_EXERCISE OBJECTIVE_
Extract each record and reproduce it exactly.

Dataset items
□ □ □ □ □ □ □

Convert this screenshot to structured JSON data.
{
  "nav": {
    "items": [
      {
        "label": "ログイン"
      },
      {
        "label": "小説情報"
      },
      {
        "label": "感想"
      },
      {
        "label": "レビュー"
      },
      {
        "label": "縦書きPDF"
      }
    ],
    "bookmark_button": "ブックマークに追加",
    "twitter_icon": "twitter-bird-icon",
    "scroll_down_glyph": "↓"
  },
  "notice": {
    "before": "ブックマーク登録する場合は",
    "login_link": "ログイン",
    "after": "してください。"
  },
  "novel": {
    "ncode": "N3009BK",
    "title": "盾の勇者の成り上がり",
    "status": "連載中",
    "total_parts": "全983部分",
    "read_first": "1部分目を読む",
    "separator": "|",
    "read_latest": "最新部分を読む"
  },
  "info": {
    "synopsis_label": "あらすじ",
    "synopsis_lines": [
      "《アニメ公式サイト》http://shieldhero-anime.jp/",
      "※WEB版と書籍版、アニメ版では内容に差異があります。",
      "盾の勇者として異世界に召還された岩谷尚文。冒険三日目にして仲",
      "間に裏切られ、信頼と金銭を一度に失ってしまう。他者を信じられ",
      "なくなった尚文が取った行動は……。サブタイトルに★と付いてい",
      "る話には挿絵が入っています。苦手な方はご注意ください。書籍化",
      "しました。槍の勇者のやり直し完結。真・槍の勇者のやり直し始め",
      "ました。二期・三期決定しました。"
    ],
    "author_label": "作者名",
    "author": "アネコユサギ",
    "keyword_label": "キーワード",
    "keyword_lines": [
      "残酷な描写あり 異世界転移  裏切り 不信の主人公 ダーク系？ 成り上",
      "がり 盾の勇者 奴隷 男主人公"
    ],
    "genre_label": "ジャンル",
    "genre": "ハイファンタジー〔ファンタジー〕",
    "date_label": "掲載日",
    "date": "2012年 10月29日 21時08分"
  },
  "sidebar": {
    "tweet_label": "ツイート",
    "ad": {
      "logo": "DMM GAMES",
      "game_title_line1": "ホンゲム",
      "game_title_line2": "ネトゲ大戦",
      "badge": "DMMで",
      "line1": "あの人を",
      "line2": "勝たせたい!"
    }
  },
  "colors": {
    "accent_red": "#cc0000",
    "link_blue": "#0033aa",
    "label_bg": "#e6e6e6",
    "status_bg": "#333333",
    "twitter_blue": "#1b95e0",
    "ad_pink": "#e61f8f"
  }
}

□ □ □ □ □ □ □

_RESPONSE TO THE EXERCISE_
Convert this screenshot to structured JSON data.
{
  "nav": {
    "items": [
      {
        "label": "ログイン"
      },
      {
        "label": "小説情報"
      },
      {
        "label": "感想"
      },
      {
        "label": "レビュー"
      },
      {
        "label": "縦書きPDF"
      }
    ],
    "bookmark_button": "ブックマークに追加",
    "twitter_icon": "twitter-bird-icon",
    "scroll_down_glyph": "↓"
  },
  "notice": {
    "before": "ブックマーク登録する場合は",
    "login_link": "ログイン",
    "after": "してください。"
  },
  "novel": {
    "ncode": "N3009BK",
    "title": "盾の勇者の成り上がり",
    "status": "連載中",
    "total_parts": "全983部分",
    "read_first": "1部分目を読む",
    "separator": "|",
    "read_latest": "最新部分を読む"
  },
  "info": {
    "synopsis_label": "あらすじ",
    "synopsis_lines": [
      "《アニメ公式サイト》http://shieldhero-anime.jp/",
      "※WEB版と書籍版、アニメ版では内容に差異があります。",
      "盾の勇者として異世界に召還された岩谷尚文。冒険三日目にして仲",
      "間に裏切られ、信頼と金銭を一度に失ってしまう。他者を信じられ",
      "なくなった尚文が取った行動は……。サブタイトルに★と付いてい",
      "る話には挿絵が入っています。苦手な方はご注意ください。書籍化",
      "しました。槍の勇者のやり直し完結。真・槍の勇者のやり直し始め",
      "ました。二期・三期決定しました。"
    ],
    "author_label": "作者名",
    "author": "アネコユサギ",
    "keyword_label": "キーワード",
    "keyword_lines": [
      "残酷な描写あり 異世界転移  裏切り 不信の主人公 ダーク系？ 成り上",
      "がり 盾の勇者 奴隷 男主人公"
    ],
    "genre_label": "ジャンル",
    "genre": "ハイファンタジー〔ファンタジー〕",
    "date_label": "掲載日",
    "date": "2012年 10月29日 21時08分"
  },
  "sidebar": {
    "tweet_label": "ツイート",
    "ad": {
      "logo": "DMM GAMES",
      "game_title_line1": "ホンゲム",
      "game_title_line2": "ネトゲ大戦",
      "badge": "DMMで",
      "line1": "あの人を",
      "line2": "勝たせたい!"
    }
  },
  "colors": {
    "accent_red": "#cc0000",
    "link_blue": "#0033aa",
    "label_bg": "#e6e6e6",
    "status_bg": "#333333",
    "twitter_blue": "#1b95e0",
    "ad_pink": "#e61f8f"
  }
}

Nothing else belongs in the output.